• WRITTEN EXERCISE
Pictures do not belong in the copy; transcribe everything else in the records exactly.

• DATASET ENTRIES
▶
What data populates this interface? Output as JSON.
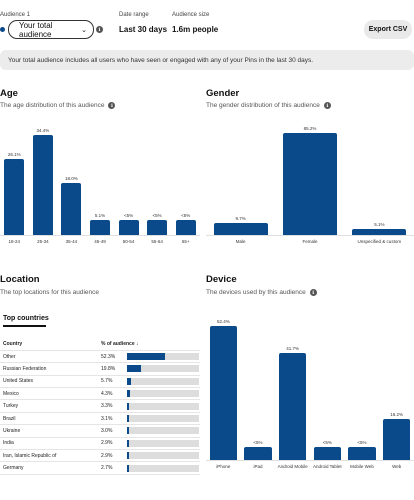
{
  "header": {
    "audience_label": "Audience 1",
    "audience_value": "Your total audience",
    "date_range_label": "Date range",
    "date_range_value": "Last 30 days",
    "audience_size_label": "Audience size",
    "audience_size_value": "1.6m people",
    "export_label": "Export CSV"
  },
  "banner": "Your total audience includes all users who have seen or engaged with any of your Pins in the last 30 days.",
  "age": {
    "title": "Age",
    "subtitle": "The age distribution of this audience",
    "chart_data": {
      "type": "bar",
      "categories": [
        "18-24",
        "25-34",
        "35-44",
        "45-49",
        "50-54",
        "55-64",
        "65+"
      ],
      "values": [
        26.1,
        34.4,
        18.0,
        5.1,
        5,
        5,
        5
      ],
      "value_labels": [
        "26.1%",
        "34.4%",
        "18.0%",
        "5.1%",
        "<5%",
        "<5%",
        "<5%"
      ]
    }
  },
  "gender": {
    "title": "Gender",
    "subtitle": "The gender distribution of this audience",
    "chart_data": {
      "type": "bar",
      "categories": [
        "Male",
        "Female",
        "Unspecified & custom"
      ],
      "values": [
        9.7,
        85.2,
        5.1
      ],
      "value_labels": [
        "9.7%",
        "85.2%",
        "5.1%"
      ]
    }
  },
  "location": {
    "title": "Location",
    "subtitle": "The top locations for this audience",
    "tab_label": "Top countries",
    "col_country": "Country",
    "col_pct": "% of audience",
    "sort_icon": "arrow-down-icon",
    "rows": [
      {
        "country": "Other",
        "pct_label": "52.3%",
        "pct": 52.3
      },
      {
        "country": "Russian Federation",
        "pct_label": "19.8%",
        "pct": 19.8
      },
      {
        "country": "United States",
        "pct_label": "5.7%",
        "pct": 5.7
      },
      {
        "country": "Mexico",
        "pct_label": "4.3%",
        "pct": 4.3
      },
      {
        "country": "Turkey",
        "pct_label": "3.3%",
        "pct": 3.3
      },
      {
        "country": "Brazil",
        "pct_label": "3.1%",
        "pct": 3.1
      },
      {
        "country": "Ukraine",
        "pct_label": "3.0%",
        "pct": 3.0
      },
      {
        "country": "India",
        "pct_label": "2.9%",
        "pct": 2.9
      },
      {
        "country": "Iran, Islamic Republic of",
        "pct_label": "2.9%",
        "pct": 2.9
      },
      {
        "country": "Germany",
        "pct_label": "2.7%",
        "pct": 2.7
      }
    ]
  },
  "device": {
    "title": "Device",
    "subtitle": "The devices used by this audience",
    "chart_data": {
      "type": "bar",
      "categories": [
        "iPhone",
        "iPad",
        "Android Mobile",
        "Android Tablet",
        "Mobile Web",
        "Web"
      ],
      "values": [
        52.4,
        5,
        41.7,
        5,
        5,
        16.2
      ],
      "value_labels": [
        "52.4%",
        "<5%",
        "41.7%",
        "<5%",
        "<5%",
        "16.2%"
      ]
    }
  },
  "colors": {
    "bar": "#0a4a8a",
    "banner_bg": "#ececec",
    "track": "#dddddd"
  }
}
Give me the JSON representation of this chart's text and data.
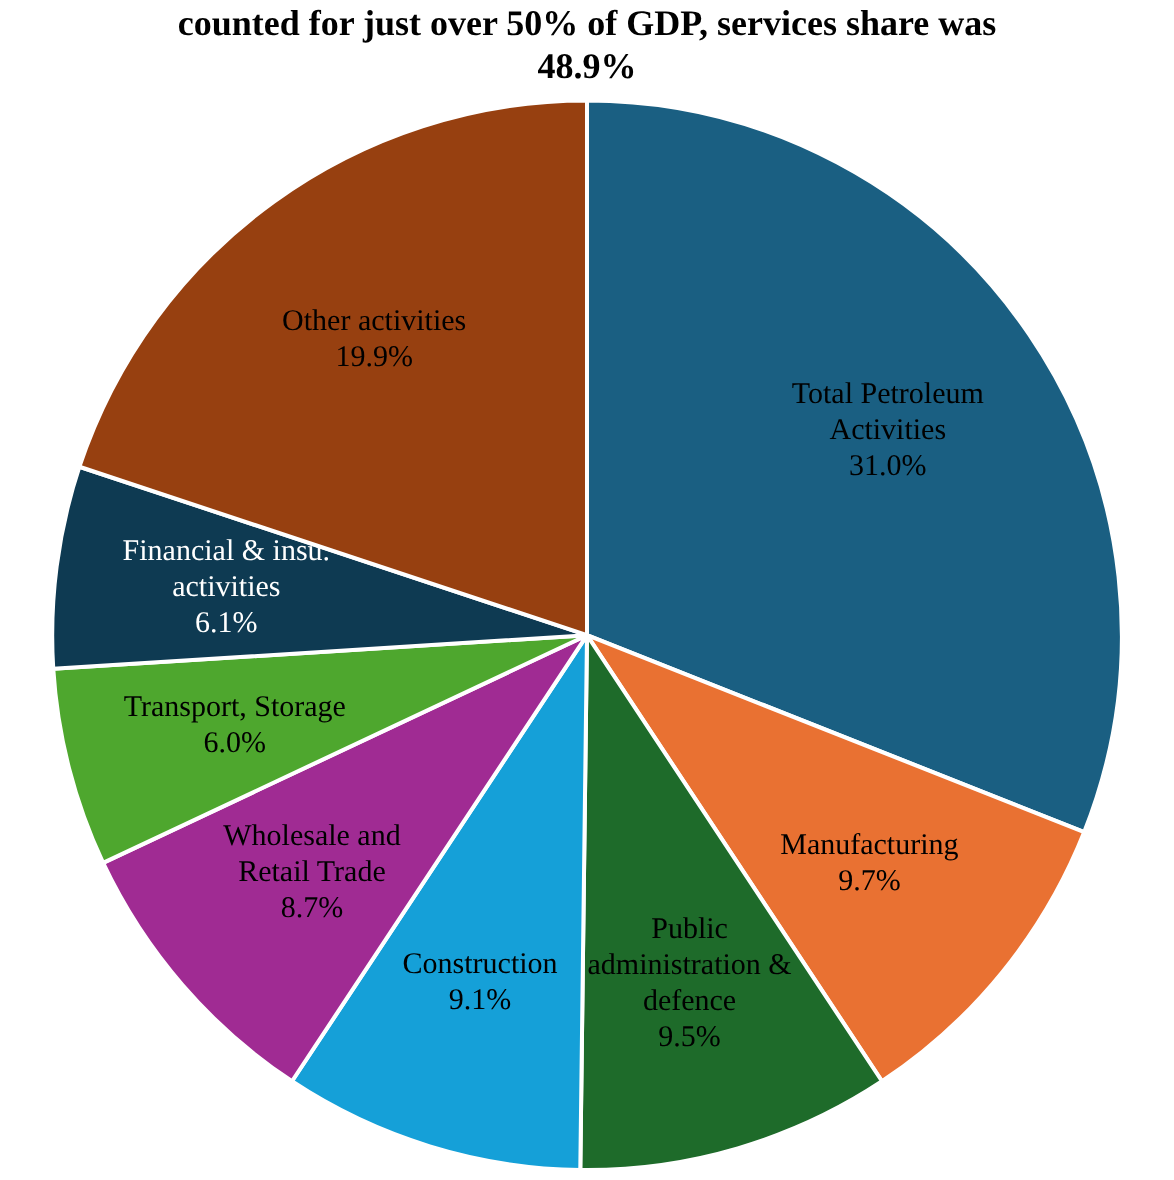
{
  "chart_data": {
    "type": "pie",
    "title": [
      "counted for just over 50% of GDP, services share was",
      "48.9%"
    ],
    "categories": [
      "Total Petroleum Activities",
      "Manufacturing",
      "Public administration & defence",
      "Construction",
      "Wholesale and Retail Trade",
      "Transport, Storage",
      "Financial & insu. activities",
      "Other activities"
    ],
    "values": [
      31.0,
      9.7,
      9.5,
      9.1,
      8.7,
      6.0,
      6.1,
      19.9
    ],
    "value_labels": [
      "31.0%",
      "9.7%",
      "9.5%",
      "9.1%",
      "8.7%",
      "6.0%",
      "6.1%",
      "19.9%"
    ],
    "colors": [
      "#1a5f82",
      "#e97132",
      "#1e6b2a",
      "#15a0d8",
      "#a02b93",
      "#4ea72e",
      "#0e3a52",
      "#974010"
    ],
    "legend": false
  }
}
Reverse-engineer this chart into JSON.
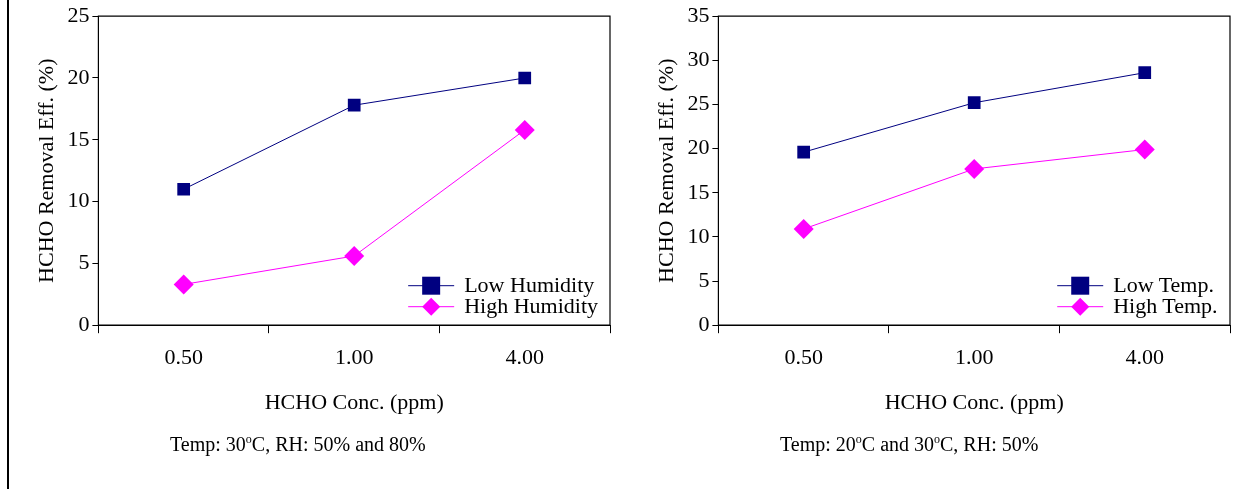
◀
• SOLVED EXERCISE
What data populates this interface? Output as JSON.
{
  "header": {
    "audience_label": "Audience 1",
    "audience_value": "Your total audience",
    "date_range_label": "Date range",
    "date_range_value": "Last 30 days",
    "audience_size_label": "Audience size",
    "audience_size_value": "1.6m people",
    "export_label": "Export CSV"
  },
  "banner": "Your total audience includes all users who have seen or engaged with any of your Pins in the last 30 days.",
  "age": {
    "title": "Age",
    "subtitle": "The age distribution of this audience",
    "chart_data": {
      "type": "bar",
      "categories": [
        "18-24",
        "25-34",
        "35-44",
        "45-49",
        "50-54",
        "55-64",
        "65+"
      ],
      "values": [
        26.1,
        34.4,
        18.0,
        5.1,
        5,
        5,
        5
      ],
      "value_labels": [
        "26.1%",
        "34.4%",
        "18.0%",
        "5.1%",
        "<5%",
        "<5%",
        "<5%"
      ]
    }
  },
  "gender": {
    "title": "Gender",
    "subtitle": "The gender distribution of this audience",
    "chart_data": {
      "type": "bar",
      "categories": [
        "Male",
        "Female",
        "Unspecified & custom"
      ],
      "values": [
        9.7,
        85.2,
        5.1
      ],
      "value_labels": [
        "9.7%",
        "85.2%",
        "5.1%"
      ]
    }
  },
  "location": {
    "title": "Location",
    "subtitle": "The top locations for this audience",
    "tab_label": "Top countries",
    "col_country": "Country",
    "col_pct": "% of audience",
    "sort_icon": "arrow-down-icon",
    "rows": [
      {
        "country": "Other",
        "pct_label": "52.3%",
        "pct": 52.3
      },
      {
        "country": "Russian Federation",
        "pct_label": "19.8%",
        "pct": 19.8
      },
      {
        "country": "United States",
        "pct_label": "5.7%",
        "pct": 5.7
      },
      {
        "country": "Mexico",
        "pct_label": "4.3%",
        "pct": 4.3
      },
      {
        "country": "Turkey",
        "pct_label": "3.3%",
        "pct": 3.3
      },
      {
        "country": "Brazil",
        "pct_label": "3.1%",
        "pct": 3.1
      },
      {
        "country": "Ukraine",
        "pct_label": "3.0%",
        "pct": 3.0
      },
      {
        "country": "India",
        "pct_label": "2.9%",
        "pct": 2.9
      },
      {
        "country": "Iran, Islamic Republic of",
        "pct_label": "2.9%",
        "pct": 2.9
      },
      {
        "country": "Germany",
        "pct_label": "2.7%",
        "pct": 2.7
      }
    ]
  },
  "device": {
    "title": "Device",
    "subtitle": "The devices used by this audience",
    "chart_data": {
      "type": "bar",
      "categories": [
        "iPhone",
        "iPad",
        "Android Mobile",
        "Android Tablet",
        "Mobile Web",
        "Web"
      ],
      "values": [
        52.4,
        5,
        41.7,
        5,
        5,
        16.2
      ],
      "value_labels": [
        "52.4%",
        "<5%",
        "41.7%",
        "<5%",
        "<5%",
        "16.2%"
      ]
    }
  },
  "colors": {
    "bar": "#0a4a8a",
    "banner_bg": "#ececec",
    "track": "#dddddd"
  }
}
Give me the JSON representation of this chart's text and data.
{
  "chart_data": {
    "type": "pie",
    "title": [
      "counted for just over 50% of GDP, services share was",
      "48.9%"
    ],
    "categories": [
      "Total Petroleum Activities",
      "Manufacturing",
      "Public administration & defence",
      "Construction",
      "Wholesale and Retail Trade",
      "Transport, Storage",
      "Financial & insu. activities",
      "Other activities"
    ],
    "values": [
      31.0,
      9.7,
      9.5,
      9.1,
      8.7,
      6.0,
      6.1,
      19.9
    ],
    "value_labels": [
      "31.0%",
      "9.7%",
      "9.5%",
      "9.1%",
      "8.7%",
      "6.0%",
      "6.1%",
      "19.9%"
    ],
    "colors": [
      "#1a5f82",
      "#e97132",
      "#1e6b2a",
      "#15a0d8",
      "#a02b93",
      "#4ea72e",
      "#0e3a52",
      "#974010"
    ],
    "legend": false
  }
}
Reverse-engineer this chart into JSON.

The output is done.